What is expected:
Copy out the entries below in full and exactly.

Data for this exercise:

━━━

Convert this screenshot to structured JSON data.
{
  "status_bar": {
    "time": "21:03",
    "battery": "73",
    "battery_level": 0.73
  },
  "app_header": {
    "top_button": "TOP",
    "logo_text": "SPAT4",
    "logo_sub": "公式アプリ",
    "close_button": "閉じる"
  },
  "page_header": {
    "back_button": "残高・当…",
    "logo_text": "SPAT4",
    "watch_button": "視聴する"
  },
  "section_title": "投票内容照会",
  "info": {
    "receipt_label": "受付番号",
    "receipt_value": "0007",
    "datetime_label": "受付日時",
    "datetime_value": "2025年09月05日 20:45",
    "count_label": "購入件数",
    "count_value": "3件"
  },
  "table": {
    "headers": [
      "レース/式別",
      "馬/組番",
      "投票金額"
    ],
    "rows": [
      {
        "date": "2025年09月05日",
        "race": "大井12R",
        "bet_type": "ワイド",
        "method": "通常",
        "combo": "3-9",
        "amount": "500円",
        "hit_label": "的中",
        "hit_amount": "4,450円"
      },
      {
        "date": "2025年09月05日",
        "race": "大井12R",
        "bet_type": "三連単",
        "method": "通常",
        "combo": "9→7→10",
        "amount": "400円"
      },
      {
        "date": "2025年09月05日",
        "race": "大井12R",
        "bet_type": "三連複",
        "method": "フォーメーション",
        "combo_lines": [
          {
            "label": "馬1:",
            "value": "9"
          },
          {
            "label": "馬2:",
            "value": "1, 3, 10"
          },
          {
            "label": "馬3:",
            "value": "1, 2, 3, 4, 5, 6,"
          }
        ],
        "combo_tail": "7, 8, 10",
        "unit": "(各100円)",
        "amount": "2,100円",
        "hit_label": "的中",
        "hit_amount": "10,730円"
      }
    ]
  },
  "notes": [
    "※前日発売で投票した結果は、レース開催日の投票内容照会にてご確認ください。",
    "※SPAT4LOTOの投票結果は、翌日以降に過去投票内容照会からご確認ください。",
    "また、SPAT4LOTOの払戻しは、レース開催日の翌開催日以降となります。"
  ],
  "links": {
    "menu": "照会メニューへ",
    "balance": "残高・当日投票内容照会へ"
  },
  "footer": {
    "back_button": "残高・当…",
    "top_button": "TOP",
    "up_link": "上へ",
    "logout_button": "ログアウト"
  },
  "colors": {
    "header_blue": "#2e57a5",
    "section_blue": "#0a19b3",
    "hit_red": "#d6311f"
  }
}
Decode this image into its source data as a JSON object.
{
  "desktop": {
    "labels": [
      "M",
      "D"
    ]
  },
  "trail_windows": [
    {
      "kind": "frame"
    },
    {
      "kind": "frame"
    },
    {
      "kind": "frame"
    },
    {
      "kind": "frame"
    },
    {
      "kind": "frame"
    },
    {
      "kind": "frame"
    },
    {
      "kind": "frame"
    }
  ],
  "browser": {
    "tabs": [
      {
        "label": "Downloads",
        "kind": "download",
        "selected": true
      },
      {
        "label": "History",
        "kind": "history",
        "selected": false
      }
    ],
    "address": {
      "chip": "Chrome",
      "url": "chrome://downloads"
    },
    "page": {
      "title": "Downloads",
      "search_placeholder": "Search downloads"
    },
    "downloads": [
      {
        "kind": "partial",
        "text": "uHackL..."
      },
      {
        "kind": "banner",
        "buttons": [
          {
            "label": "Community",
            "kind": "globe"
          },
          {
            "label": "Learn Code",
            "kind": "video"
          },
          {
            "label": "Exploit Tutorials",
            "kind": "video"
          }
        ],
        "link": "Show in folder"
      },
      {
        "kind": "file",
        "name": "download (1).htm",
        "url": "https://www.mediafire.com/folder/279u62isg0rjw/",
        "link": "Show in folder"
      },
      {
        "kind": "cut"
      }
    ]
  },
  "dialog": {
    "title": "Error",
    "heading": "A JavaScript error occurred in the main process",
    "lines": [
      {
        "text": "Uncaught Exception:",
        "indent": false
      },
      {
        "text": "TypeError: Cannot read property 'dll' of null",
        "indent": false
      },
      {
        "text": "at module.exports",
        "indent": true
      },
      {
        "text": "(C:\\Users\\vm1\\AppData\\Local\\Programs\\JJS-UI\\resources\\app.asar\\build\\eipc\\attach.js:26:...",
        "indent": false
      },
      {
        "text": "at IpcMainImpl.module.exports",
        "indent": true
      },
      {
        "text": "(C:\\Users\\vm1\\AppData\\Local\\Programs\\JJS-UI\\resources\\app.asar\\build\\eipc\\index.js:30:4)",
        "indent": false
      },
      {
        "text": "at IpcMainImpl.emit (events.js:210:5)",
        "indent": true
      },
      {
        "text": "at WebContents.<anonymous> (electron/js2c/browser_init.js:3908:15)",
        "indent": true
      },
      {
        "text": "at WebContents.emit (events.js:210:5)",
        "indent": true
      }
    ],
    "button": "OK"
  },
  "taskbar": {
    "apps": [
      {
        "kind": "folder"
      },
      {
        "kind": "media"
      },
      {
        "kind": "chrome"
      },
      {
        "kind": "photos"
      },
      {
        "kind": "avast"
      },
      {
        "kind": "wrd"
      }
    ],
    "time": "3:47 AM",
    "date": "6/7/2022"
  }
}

━━━

Solved problem:
Convert this screenshot to structured JSON data.
{
  "status_bar": {
    "time": "21:03",
    "battery": "73",
    "battery_level": 0.73
  },
  "app_header": {
    "top_button": "TOP",
    "logo_text": "SPAT4",
    "logo_sub": "公式アプリ",
    "close_button": "閉じる"
  },
  "page_header": {
    "back_button": "残高・当…",
    "logo_text": "SPAT4",
    "watch_button": "視聴する"
  },
  "section_title": "投票内容照会",
  "info": {
    "receipt_label": "受付番号",
    "receipt_value": "0007",
    "datetime_label": "受付日時",
    "datetime_value": "2025年09月05日 20:45",
    "count_label": "購入件数",
    "count_value": "3件"
  },
  "table": {
    "headers": [
      "レース/式別",
      "馬/組番",
      "投票金額"
    ],
    "rows": [
      {
        "date": "2025年09月05日",
        "race": "大井12R",
        "bet_type": "ワイド",
        "method": "通常",
        "combo": "3-9",
        "amount": "500円",
        "hit_label": "的中",
        "hit_amount": "4,450円"
      },
      {
        "date": "2025年09月05日",
        "race": "大井12R",
        "bet_type": "三連単",
        "method": "通常",
        "combo": "9→7→10",
        "amount": "400円"
      },
      {
        "date": "2025年09月05日",
        "race": "大井12R",
        "bet_type": "三連複",
        "method": "フォーメーション",
        "combo_lines": [
          {
            "label": "馬1:",
            "value": "9"
          },
          {
            "label": "馬2:",
            "value": "1, 3, 10"
          },
          {
            "label": "馬3:",
            "value": "1, 2, 3, 4, 5, 6,"
          }
        ],
        "combo_tail": "7, 8, 10",
        "unit": "(各100円)",
        "amount": "2,100円",
        "hit_label": "的中",
        "hit_amount": "10,730円"
      }
    ]
  },
  "notes": [
    "※前日発売で投票した結果は、レース開催日の投票内容照会にてご確認ください。",
    "※SPAT4LOTOの投票結果は、翌日以降に過去投票内容照会からご確認ください。",
    "また、SPAT4LOTOの払戻しは、レース開催日の翌開催日以降となります。"
  ],
  "links": {
    "menu": "照会メニューへ",
    "balance": "残高・当日投票内容照会へ"
  },
  "footer": {
    "back_button": "残高・当…",
    "top_button": "TOP",
    "up_link": "上へ",
    "logout_button": "ログアウト"
  },
  "colors": {
    "header_blue": "#2e57a5",
    "section_blue": "#0a19b3",
    "hit_red": "#d6311f"
  }
}
Decode this image into its source data as a JSON object.
{
  "desktop": {
    "labels": [
      "M",
      "D"
    ]
  },
  "trail_windows": [
    {
      "kind": "frame"
    },
    {
      "kind": "frame"
    },
    {
      "kind": "frame"
    },
    {
      "kind": "frame"
    },
    {
      "kind": "frame"
    },
    {
      "kind": "frame"
    },
    {
      "kind": "frame"
    }
  ],
  "browser": {
    "tabs": [
      {
        "label": "Downloads",
        "kind": "download",
        "selected": true
      },
      {
        "label": "History",
        "kind": "history",
        "selected": false
      }
    ],
    "address": {
      "chip": "Chrome",
      "url": "chrome://downloads"
    },
    "page": {
      "title": "Downloads",
      "search_placeholder": "Search downloads"
    },
    "downloads": [
      {
        "kind": "partial",
        "text": "uHackL..."
      },
      {
        "kind": "banner",
        "buttons": [
          {
            "label": "Community",
            "kind": "globe"
          },
          {
            "label": "Learn Code",
            "kind": "video"
          },
          {
            "label": "Exploit Tutorials",
            "kind": "video"
          }
        ],
        "link": "Show in folder"
      },
      {
        "kind": "file",
        "name": "download (1).htm",
        "url": "https://www.mediafire.com/folder/279u62isg0rjw/",
        "link": "Show in folder"
      },
      {
        "kind": "cut"
      }
    ]
  },
  "dialog": {
    "title": "Error",
    "heading": "A JavaScript error occurred in the main process",
    "lines": [
      {
        "text": "Uncaught Exception:",
        "indent": false
      },
      {
        "text": "TypeError: Cannot read property 'dll' of null",
        "indent": false
      },
      {
        "text": "at module.exports",
        "indent": true
      },
      {
        "text": "(C:\\Users\\vm1\\AppData\\Local\\Programs\\JJS-UI\\resources\\app.asar\\build\\eipc\\attach.js:26:...",
        "indent": false
      },
      {
        "text": "at IpcMainImpl.module.exports",
        "indent": true
      },
      {
        "text": "(C:\\Users\\vm1\\AppData\\Local\\Programs\\JJS-UI\\resources\\app.asar\\build\\eipc\\index.js:30:4)",
        "indent": false
      },
      {
        "text": "at IpcMainImpl.emit (events.js:210:5)",
        "indent": true
      },
      {
        "text": "at WebContents.<anonymous> (electron/js2c/browser_init.js:3908:15)",
        "indent": true
      },
      {
        "text": "at WebContents.emit (events.js:210:5)",
        "indent": true
      }
    ],
    "button": "OK"
  },
  "taskbar": {
    "apps": [
      {
        "kind": "folder"
      },
      {
        "kind": "media"
      },
      {
        "kind": "chrome"
      },
      {
        "kind": "photos"
      },
      {
        "kind": "avast"
      },
      {
        "kind": "wrd"
      }
    ],
    "time": "3:47 AM",
    "date": "6/7/2022"
  }
}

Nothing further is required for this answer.